> **EXERCISE TASK**:
Could you print every record below exactly as it appears?

> **MATERIAL SHOWN**:

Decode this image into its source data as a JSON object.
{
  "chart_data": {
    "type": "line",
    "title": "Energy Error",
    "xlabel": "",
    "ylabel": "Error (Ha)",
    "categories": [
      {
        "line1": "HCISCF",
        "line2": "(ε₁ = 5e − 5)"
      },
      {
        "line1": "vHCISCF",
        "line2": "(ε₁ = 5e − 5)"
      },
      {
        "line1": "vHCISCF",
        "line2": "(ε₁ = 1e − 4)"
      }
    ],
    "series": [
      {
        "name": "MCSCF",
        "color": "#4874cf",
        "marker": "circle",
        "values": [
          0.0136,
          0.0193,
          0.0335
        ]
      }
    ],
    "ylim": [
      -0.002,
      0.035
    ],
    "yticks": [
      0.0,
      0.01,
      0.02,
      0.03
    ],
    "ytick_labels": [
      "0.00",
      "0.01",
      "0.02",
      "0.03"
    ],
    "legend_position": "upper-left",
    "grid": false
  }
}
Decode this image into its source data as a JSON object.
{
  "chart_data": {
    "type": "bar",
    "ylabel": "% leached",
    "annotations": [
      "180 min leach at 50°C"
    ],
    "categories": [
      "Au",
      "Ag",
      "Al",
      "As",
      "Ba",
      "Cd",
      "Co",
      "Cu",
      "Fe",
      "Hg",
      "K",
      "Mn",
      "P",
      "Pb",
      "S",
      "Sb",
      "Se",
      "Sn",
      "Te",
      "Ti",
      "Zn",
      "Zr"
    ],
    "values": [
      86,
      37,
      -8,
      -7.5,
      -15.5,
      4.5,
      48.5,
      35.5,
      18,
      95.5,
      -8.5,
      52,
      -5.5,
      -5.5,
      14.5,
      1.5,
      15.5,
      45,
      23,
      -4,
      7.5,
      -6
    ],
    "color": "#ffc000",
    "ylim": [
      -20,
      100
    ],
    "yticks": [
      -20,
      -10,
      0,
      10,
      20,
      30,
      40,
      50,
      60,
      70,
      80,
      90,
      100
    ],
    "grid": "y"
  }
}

> **EXPECTED ANSWER**:
Decode this image into its source data as a JSON object.
{
  "chart_data": {
    "type": "line",
    "title": "Energy Error",
    "xlabel": "",
    "ylabel": "Error (Ha)",
    "categories": [
      {
        "line1": "HCISCF",
        "line2": "(ε₁ = 5e − 5)"
      },
      {
        "line1": "vHCISCF",
        "line2": "(ε₁ = 5e − 5)"
      },
      {
        "line1": "vHCISCF",
        "line2": "(ε₁ = 1e − 4)"
      }
    ],
    "series": [
      {
        "name": "MCSCF",
        "color": "#4874cf",
        "marker": "circle",
        "values": [
          0.0136,
          0.0193,
          0.0335
        ]
      }
    ],
    "ylim": [
      -0.002,
      0.035
    ],
    "yticks": [
      0.0,
      0.01,
      0.02,
      0.03
    ],
    "ytick_labels": [
      "0.00",
      "0.01",
      "0.02",
      "0.03"
    ],
    "legend_position": "upper-left",
    "grid": false
  }
}
Decode this image into its source data as a JSON object.
{
  "chart_data": {
    "type": "bar",
    "ylabel": "% leached",
    "annotations": [
      "180 min leach at 50°C"
    ],
    "categories": [
      "Au",
      "Ag",
      "Al",
      "As",
      "Ba",
      "Cd",
      "Co",
      "Cu",
      "Fe",
      "Hg",
      "K",
      "Mn",
      "P",
      "Pb",
      "S",
      "Sb",
      "Se",
      "Sn",
      "Te",
      "Ti",
      "Zn",
      "Zr"
    ],
    "values": [
      86,
      37,
      -8,
      -7.5,
      -15.5,
      4.5,
      48.5,
      35.5,
      18,
      95.5,
      -8.5,
      52,
      -5.5,
      -5.5,
      14.5,
      1.5,
      15.5,
      45,
      23,
      -4,
      7.5,
      -6
    ],
    "color": "#ffc000",
    "ylim": [
      -20,
      100
    ],
    "yticks": [
      -20,
      -10,
      0,
      10,
      20,
      30,
      40,
      50,
      60,
      70,
      80,
      90,
      100
    ],
    "grid": "y"
  }
}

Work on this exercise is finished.